# To do
Would you output the whole listing below, exactly as it reads?

___ Exercise data ___

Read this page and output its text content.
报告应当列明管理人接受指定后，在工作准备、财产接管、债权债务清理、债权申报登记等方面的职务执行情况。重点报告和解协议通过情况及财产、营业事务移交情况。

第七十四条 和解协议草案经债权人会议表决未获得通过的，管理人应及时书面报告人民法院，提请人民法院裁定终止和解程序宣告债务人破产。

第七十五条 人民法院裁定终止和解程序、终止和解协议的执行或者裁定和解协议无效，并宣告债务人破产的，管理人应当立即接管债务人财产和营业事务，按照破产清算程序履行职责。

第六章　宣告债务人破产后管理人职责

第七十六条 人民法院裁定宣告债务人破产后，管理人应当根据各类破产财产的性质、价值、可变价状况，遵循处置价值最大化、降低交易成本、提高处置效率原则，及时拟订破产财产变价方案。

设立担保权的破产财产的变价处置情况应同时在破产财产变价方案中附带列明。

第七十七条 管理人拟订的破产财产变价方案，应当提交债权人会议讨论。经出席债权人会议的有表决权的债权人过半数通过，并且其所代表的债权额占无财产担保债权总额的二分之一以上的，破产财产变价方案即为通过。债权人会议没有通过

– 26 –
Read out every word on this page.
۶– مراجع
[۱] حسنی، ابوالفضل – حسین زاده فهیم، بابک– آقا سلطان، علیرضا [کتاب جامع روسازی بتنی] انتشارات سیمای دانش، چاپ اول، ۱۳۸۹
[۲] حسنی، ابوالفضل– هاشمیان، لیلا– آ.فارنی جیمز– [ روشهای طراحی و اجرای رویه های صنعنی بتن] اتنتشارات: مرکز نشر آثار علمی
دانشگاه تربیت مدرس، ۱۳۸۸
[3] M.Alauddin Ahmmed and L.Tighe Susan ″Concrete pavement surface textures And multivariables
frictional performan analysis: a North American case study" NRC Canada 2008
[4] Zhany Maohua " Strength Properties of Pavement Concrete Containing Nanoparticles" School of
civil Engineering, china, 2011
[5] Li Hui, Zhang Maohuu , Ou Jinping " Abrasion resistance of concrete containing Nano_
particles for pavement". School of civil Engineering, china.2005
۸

___

# Exercise result
Read this page and output its text content.
报告应当列明管理人接受指定后，在工作准备、财产接管、债权债务清理、债权申报登记等方面的职务执行情况。重点报告和解协议通过情况及财产、营业事务移交情况。

第七十四条 和解协议草案经债权人会议表决未获得通过的，管理人应及时书面报告人民法院，提请人民法院裁定终止和解程序宣告债务人破产。

第七十五条 人民法院裁定终止和解程序、终止和解协议的执行或者裁定和解协议无效，并宣告债务人破产的，管理人应当立即接管债务人财产和营业事务，按照破产清算程序履行职责。

第六章　宣告债务人破产后管理人职责

第七十六条 人民法院裁定宣告债务人破产后，管理人应当根据各类破产财产的性质、价值、可变价状况，遵循处置价值最大化、降低交易成本、提高处置效率原则，及时拟订破产财产变价方案。

设立担保权的破产财产的变价处置情况应同时在破产财产变价方案中附带列明。

第七十七条 管理人拟订的破产财产变价方案，应当提交债权人会议讨论。经出席债权人会议的有表决权的债权人过半数通过，并且其所代表的债权额占无财产担保债权总额的二分之一以上的，破产财产变价方案即为通过。债权人会议没有通过

– 26 –
Read out every word on this page.
۶– مراجع
[۱] حسنی، ابوالفضل – حسین زاده فهیم، بابک– آقا سلطان، علیرضا [کتاب جامع روسازی بتنی] انتشارات سیمای دانش، چاپ اول، ۱۳۸۹
[۲] حسنی، ابوالفضل– هاشمیان، لیلا– آ.فارنی جیمز– [ روشهای طراحی و اجرای رویه های صنعنی بتن] اتنتشارات: مرکز نشر آثار علمی
دانشگاه تربیت مدرس، ۱۳۸۸
[3] M.Alauddin Ahmmed and L.Tighe Susan ″Concrete pavement surface textures And multivariables
frictional performan analysis: a North American case study" NRC Canada 2008
[4] Zhany Maohua " Strength Properties of Pavement Concrete Containing Nanoparticles" School of
civil Engineering, china, 2011
[5] Li Hui, Zhang Maohuu , Ou Jinping " Abrasion resistance of concrete containing Nano_
particles for pavement". School of civil Engineering, china.2005
۸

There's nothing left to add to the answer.